--- PROVIDED RECORDS ---

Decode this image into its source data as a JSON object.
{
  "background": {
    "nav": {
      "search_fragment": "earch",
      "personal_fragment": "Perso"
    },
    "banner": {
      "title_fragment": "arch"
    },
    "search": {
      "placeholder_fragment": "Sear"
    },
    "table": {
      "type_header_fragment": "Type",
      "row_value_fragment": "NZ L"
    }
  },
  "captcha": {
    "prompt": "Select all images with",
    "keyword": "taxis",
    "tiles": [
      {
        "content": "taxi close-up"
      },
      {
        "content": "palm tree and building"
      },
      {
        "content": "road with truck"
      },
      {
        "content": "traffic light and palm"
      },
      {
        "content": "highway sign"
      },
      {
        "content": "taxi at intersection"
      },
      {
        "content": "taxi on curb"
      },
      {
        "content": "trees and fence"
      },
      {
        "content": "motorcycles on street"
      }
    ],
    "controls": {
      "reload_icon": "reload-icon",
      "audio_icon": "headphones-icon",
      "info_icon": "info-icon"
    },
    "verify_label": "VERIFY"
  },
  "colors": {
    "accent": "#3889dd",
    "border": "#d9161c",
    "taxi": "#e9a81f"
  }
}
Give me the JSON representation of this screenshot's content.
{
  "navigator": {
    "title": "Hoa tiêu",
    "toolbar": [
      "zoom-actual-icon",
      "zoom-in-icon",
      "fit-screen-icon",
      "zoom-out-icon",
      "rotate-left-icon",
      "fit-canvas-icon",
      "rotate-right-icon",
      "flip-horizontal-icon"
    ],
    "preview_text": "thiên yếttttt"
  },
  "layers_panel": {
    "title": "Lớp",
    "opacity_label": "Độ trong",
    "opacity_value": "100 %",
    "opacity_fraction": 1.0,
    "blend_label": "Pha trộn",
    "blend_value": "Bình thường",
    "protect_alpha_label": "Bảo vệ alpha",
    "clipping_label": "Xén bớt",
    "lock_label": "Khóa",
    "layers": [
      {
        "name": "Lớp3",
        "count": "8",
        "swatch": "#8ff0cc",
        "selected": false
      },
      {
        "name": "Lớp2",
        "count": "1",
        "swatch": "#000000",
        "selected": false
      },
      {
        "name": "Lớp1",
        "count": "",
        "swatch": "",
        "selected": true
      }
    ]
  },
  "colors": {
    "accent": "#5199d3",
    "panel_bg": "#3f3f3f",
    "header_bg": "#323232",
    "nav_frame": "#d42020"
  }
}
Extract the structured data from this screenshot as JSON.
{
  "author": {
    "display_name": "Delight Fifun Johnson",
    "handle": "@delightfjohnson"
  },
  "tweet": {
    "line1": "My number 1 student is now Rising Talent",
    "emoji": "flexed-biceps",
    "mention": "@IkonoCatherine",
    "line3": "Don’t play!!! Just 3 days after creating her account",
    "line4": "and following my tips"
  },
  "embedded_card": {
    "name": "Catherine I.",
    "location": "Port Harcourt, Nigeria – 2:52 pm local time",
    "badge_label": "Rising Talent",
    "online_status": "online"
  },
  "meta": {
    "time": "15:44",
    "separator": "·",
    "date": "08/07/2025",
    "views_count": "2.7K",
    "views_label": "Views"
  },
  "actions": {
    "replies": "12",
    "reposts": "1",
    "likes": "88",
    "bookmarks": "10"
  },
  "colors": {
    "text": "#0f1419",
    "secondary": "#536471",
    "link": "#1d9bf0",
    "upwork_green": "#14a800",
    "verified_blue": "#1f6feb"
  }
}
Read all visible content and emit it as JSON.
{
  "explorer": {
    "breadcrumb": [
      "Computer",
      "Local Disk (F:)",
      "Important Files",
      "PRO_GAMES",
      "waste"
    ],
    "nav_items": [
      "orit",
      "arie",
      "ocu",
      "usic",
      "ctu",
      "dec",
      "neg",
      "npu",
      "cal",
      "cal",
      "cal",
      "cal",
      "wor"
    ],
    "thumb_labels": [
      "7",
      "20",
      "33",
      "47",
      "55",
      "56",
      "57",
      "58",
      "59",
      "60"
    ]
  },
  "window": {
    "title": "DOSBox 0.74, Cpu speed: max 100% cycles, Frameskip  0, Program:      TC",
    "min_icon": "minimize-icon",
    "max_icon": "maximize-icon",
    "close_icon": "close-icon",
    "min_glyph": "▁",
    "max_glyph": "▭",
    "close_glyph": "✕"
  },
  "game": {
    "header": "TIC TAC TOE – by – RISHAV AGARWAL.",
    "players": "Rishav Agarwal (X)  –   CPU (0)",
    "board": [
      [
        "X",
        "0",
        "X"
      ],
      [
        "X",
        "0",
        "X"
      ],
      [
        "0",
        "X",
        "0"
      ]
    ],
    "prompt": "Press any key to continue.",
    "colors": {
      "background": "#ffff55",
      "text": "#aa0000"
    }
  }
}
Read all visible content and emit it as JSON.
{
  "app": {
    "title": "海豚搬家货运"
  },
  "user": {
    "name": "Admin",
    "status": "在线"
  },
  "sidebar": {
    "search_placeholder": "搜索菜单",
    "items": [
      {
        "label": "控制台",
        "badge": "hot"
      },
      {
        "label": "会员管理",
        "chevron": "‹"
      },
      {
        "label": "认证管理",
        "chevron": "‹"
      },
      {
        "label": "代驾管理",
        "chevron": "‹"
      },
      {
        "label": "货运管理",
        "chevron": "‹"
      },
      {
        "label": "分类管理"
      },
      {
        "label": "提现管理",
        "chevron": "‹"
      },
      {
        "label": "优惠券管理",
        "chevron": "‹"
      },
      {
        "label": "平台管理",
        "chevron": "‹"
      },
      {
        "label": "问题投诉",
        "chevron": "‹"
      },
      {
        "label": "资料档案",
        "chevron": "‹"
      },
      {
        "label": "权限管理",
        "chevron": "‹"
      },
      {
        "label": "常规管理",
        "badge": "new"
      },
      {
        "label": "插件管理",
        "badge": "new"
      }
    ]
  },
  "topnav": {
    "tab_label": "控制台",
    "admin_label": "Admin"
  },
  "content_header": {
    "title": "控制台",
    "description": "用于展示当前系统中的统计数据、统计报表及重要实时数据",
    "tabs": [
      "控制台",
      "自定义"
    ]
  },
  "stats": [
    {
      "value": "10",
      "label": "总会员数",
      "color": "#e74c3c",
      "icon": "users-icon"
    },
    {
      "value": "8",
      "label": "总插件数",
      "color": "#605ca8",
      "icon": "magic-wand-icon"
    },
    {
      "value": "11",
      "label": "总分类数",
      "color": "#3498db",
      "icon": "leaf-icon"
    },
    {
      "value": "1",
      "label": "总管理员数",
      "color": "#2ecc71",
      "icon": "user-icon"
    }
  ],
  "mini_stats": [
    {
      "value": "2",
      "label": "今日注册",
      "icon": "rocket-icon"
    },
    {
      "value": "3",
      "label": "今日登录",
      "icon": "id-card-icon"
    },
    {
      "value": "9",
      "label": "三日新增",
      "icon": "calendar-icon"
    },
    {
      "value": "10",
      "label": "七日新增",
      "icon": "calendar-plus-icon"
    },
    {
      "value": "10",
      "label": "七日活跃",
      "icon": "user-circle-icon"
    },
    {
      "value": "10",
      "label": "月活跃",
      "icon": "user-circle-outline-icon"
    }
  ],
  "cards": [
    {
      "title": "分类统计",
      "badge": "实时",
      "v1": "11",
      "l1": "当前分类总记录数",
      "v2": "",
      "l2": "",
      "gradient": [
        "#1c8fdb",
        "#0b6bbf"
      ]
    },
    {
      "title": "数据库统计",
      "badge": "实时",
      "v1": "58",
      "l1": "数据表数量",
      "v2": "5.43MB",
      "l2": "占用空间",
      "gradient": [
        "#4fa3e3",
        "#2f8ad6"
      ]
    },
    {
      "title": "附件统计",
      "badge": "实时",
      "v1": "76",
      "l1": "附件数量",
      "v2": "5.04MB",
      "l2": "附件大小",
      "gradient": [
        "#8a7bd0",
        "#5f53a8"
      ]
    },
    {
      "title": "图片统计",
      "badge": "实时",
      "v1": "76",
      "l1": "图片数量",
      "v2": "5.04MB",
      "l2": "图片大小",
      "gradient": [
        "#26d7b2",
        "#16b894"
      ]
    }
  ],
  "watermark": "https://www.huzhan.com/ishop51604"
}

---

Look for the word "screenshot" in every line of the listing and copy the lines that have it.

### TASK ANSWER
Give me the JSON representation of this screenshot's content.
Extract the structured data from this screenshot as JSON.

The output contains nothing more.